AIM OF THE EXERCISE: Return all lines with the word "study" in them.

DATA SUPPLIED:
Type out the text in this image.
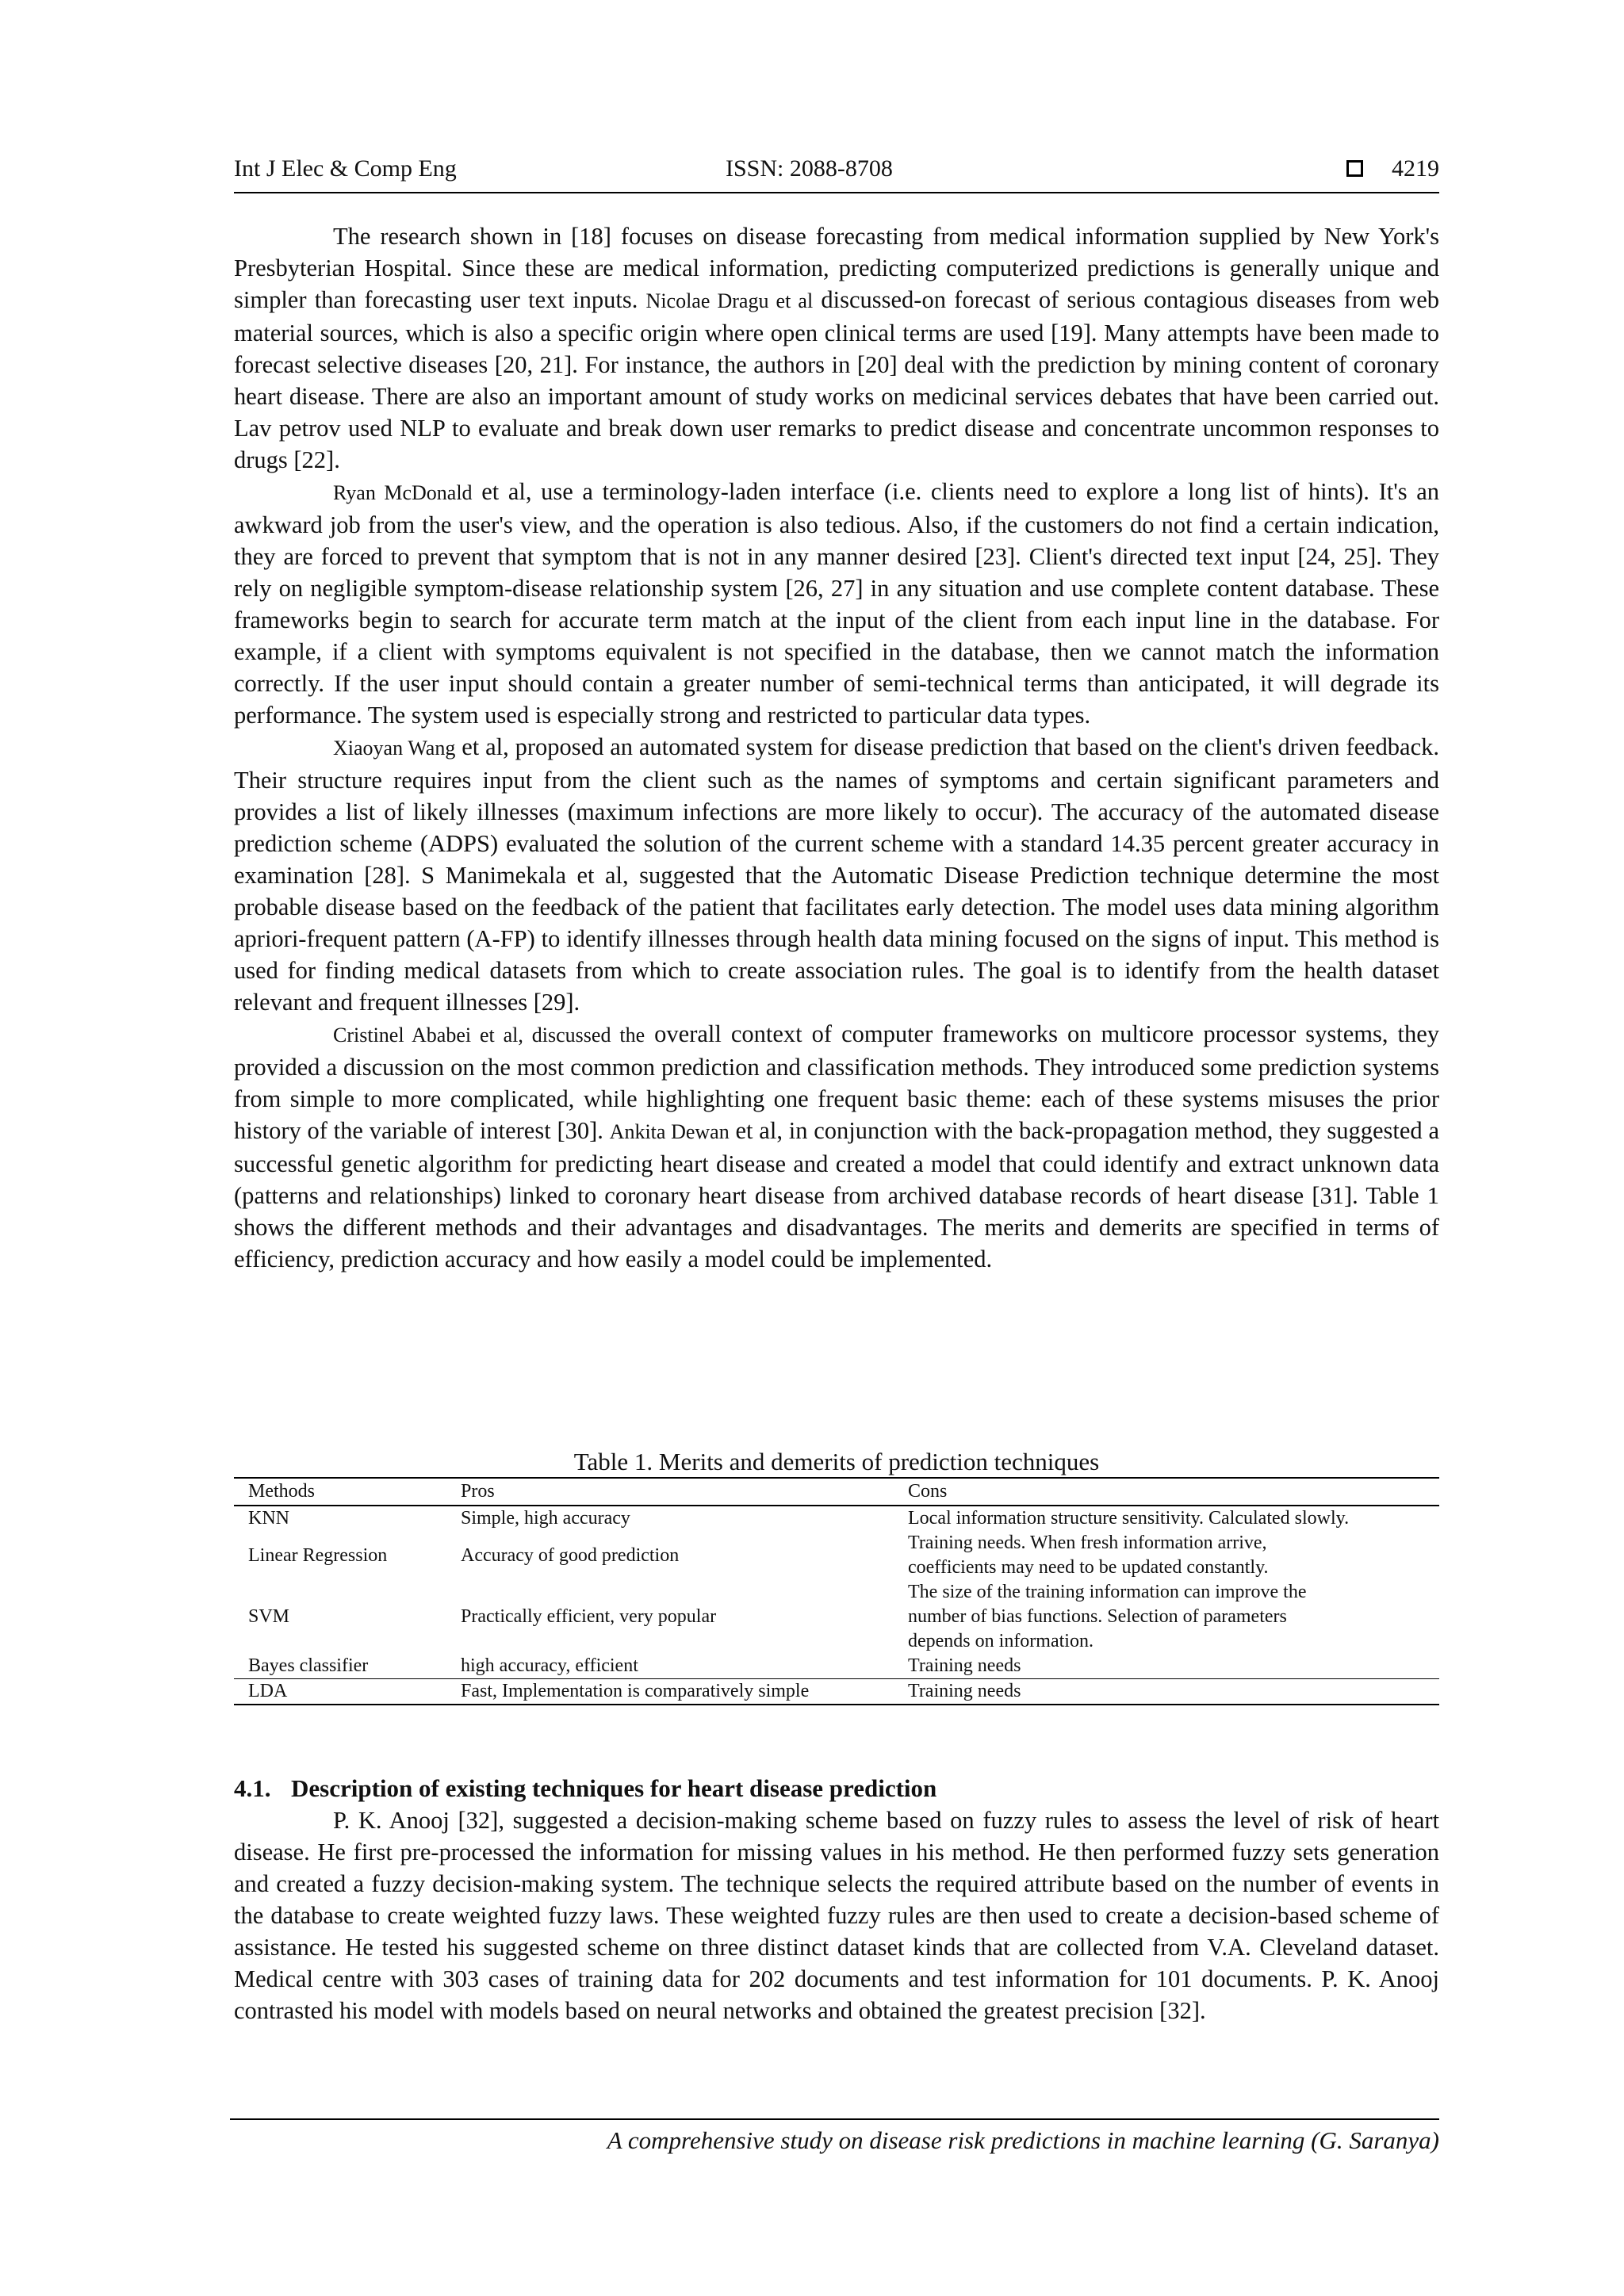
Int J Elec & Comp Eng	ISSN: 2088-8708	4219

The research shown in [18] focuses on disease forecasting from medical information supplied by New York's Presbyterian Hospital. Since these are medical information, predicting computerized predictions is generally unique and simpler than forecasting user text inputs. Nicolae Dragu et al discussed-on forecast of serious contagious diseases from web material sources, which is also a specific origin where open clinical terms are used [19]. Many attempts have been made to forecast selective diseases [20, 21]. For instance, the authors in [20] deal with the prediction by mining content of coronary heart disease. There are also an important amount of study works on medicinal services debates that have been carried out. Lav petrov used NLP to evaluate and break down user remarks to predict disease and concentrate uncommon responses to drugs [22].

Ryan McDonald et al, use a terminology-laden interface (i.e. clients need to explore a long list of hints). It's an awkward job from the user's view, and the operation is also tedious. Also, if the customers do not find a certain indication, they are forced to prevent that symptom that is not in any manner desired [23]. Client's directed text input [24, 25]. They rely on negligible symptom-disease relationship system [26, 27] in any situation and use complete content database. These frameworks begin to search for accurate term match at the input of the client from each input line in the database. For example, if a client with symptoms equivalent is not specified in the database, then we cannot match the information correctly. If the user input should contain a greater number of semi-technical terms than anticipated, it will degrade its performance. The system used is especially strong and restricted to particular data types.

Xiaoyan Wang et al, proposed an automated system for disease prediction that based on the client's driven feedback. Their structure requires input from the client such as the names of symptoms and certain significant parameters and provides a list of likely illnesses (maximum infections are more likely to occur). The accuracy of the automated disease prediction scheme (ADPS) evaluated the solution of the current scheme with a standard 14.35 percent greater accuracy in examination [28]. S Manimekala et al, suggested that the Automatic Disease Prediction technique determine the most probable disease based on the feedback of the patient that facilitates early detection. The model uses data mining algorithm apriori-frequent pattern (A-FP) to identify illnesses through health data mining focused on the signs of input. This method is used for finding medical datasets from which to create association rules. The goal is to identify from the health dataset relevant and frequent illnesses [29].

Cristinel Ababei et al, discussed the overall context of computer frameworks on multicore processor systems, they provided a discussion on the most common prediction and classification methods. They introduced some prediction systems from simple to more complicated, while highlighting one frequent basic theme: each of these systems misuses the prior history of the variable of interest [30]. Ankita Dewan et al, in conjunction with the back-propagation method, they suggested a successful genetic algorithm for predicting heart disease and created a model that could identify and extract unknown data (patterns and relationships) linked to coronary heart disease from archived database records of heart disease [31]. Table 1 shows the different methods and their advantages and disadvantages. The merits and demerits are specified in terms of efficiency, prediction accuracy and how easily a model could be implemented.

Table 1. Merits and demerits of prediction techniques
Methods	Pros	Cons
KNN	Simple, high accuracy	Local information structure sensitivity. Calculated slowly.
Linear Regression	Accuracy of good prediction	Training needs. When fresh information arrive,
coefficients may need to be updated constantly.
SVM	Practically efficient, very popular	The size of the training information can improve the
number of bias functions. Selection of parameters
depends on information.
Bayes classifier	high accuracy, efficient	Training needs
LDA	Fast, Implementation is comparatively simple	Training needs
4.1. Description of existing techniques for heart disease prediction

P. K. Anooj [32], suggested a decision-making scheme based on fuzzy rules to assess the level of risk of heart disease. He first pre-processed the information for missing values in his method. He then performed fuzzy sets generation and created a fuzzy decision-making system. The technique selects the required attribute based on the number of events in the database to create weighted fuzzy laws. These weighted fuzzy rules are then used to create a decision-based scheme of assistance. He tested his suggested scheme on three distinct dataset kinds that are collected from V.A. Cleveland dataset. Medical centre with 303 cases of training data for 202 documents and test information for 101 documents. P. K. Anooj contrasted his model with models based on neural networks and obtained the greatest precision [32].

A comprehensive study on disease risk predictions in machine learning (G. Saranya)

REPLY TO THE TASK:
The research shown in [18] focuses on disease forecasting from medical information supplied by New York's Presbyterian Hospital. Since these are medical information, predicting computerized predictions is generally unique and simpler than forecasting user text inputs. Nicolae Dragu et al discussed-on forecast of serious contagious diseases from web material sources, which is also a specific origin where open clinical terms are used [19]. Many attempts have been made to forecast selective diseases [20, 21]. For instance, the authors in [20] deal with the prediction by mining content of coronary heart disease. There are also an important amount of study works on medicinal services debates that have been carried out. Lav petrov used NLP to evaluate and break down user remarks to predict disease and concentrate uncommon responses to drugs [22].
A comprehensive study on disease risk predictions in machine learning (G. Saranya)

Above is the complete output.